- [Stored records]
-.-.-

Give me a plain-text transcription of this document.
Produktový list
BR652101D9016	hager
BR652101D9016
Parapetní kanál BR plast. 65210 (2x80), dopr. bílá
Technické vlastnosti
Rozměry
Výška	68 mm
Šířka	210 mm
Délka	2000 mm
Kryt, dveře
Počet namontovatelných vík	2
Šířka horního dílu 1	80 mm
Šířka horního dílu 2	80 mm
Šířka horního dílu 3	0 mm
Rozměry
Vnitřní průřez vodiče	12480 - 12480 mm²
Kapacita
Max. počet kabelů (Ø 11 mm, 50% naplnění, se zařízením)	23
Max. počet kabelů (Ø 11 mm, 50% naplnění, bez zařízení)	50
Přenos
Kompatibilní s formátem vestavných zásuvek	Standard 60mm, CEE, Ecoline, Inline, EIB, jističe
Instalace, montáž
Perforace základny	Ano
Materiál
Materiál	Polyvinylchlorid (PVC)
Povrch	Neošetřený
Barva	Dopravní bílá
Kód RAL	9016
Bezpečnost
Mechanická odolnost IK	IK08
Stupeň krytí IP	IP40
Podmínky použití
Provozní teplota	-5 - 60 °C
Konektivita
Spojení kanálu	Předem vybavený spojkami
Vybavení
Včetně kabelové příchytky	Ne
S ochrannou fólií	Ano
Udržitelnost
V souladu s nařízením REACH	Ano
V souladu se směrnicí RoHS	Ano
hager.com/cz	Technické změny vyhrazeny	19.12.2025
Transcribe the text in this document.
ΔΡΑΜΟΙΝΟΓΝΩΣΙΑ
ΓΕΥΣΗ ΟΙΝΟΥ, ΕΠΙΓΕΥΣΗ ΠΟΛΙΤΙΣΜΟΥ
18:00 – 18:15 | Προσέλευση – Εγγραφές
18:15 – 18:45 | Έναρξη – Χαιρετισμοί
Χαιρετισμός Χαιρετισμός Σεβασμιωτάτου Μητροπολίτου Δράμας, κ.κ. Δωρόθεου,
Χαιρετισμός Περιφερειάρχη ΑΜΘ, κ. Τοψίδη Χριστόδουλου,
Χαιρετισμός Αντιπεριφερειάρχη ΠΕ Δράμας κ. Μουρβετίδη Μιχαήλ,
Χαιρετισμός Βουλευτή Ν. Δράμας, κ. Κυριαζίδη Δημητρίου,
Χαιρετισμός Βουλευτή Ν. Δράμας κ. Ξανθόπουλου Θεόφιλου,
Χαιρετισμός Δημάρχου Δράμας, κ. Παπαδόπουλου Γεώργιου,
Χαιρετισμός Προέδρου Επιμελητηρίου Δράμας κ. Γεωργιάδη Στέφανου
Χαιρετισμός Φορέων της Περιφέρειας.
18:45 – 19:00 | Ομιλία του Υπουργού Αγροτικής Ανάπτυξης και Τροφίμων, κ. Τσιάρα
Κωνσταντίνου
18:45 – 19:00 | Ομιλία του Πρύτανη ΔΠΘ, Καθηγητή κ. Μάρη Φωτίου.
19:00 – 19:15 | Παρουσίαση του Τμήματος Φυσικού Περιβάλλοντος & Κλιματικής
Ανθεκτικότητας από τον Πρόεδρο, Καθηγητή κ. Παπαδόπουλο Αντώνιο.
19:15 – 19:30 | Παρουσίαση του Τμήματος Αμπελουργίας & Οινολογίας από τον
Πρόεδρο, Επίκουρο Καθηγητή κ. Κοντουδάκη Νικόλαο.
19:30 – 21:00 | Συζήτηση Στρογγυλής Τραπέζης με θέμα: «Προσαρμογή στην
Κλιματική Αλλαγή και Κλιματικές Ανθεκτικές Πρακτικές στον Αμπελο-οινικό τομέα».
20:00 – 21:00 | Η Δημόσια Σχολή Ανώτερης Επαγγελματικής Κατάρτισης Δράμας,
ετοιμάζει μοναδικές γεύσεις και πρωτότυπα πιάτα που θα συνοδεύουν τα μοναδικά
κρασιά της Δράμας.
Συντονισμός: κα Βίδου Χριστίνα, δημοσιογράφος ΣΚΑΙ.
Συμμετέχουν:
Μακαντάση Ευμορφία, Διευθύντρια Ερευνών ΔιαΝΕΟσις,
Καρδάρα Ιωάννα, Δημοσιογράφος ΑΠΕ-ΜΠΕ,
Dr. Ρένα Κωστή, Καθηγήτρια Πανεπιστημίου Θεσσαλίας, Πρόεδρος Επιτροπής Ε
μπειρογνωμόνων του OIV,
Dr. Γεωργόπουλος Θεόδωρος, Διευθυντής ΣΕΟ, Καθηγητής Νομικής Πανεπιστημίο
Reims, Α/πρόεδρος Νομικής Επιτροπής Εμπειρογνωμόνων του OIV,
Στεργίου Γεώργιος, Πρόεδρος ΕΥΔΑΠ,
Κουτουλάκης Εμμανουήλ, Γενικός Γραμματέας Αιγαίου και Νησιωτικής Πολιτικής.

-.-.-

- [Request] Write out every line of the entries that holds the word "bílá".

- [Written answer]
Parapetní kanál BR plast. 65210 (2x80), dopr. bílá
Barva	Dopravní bílá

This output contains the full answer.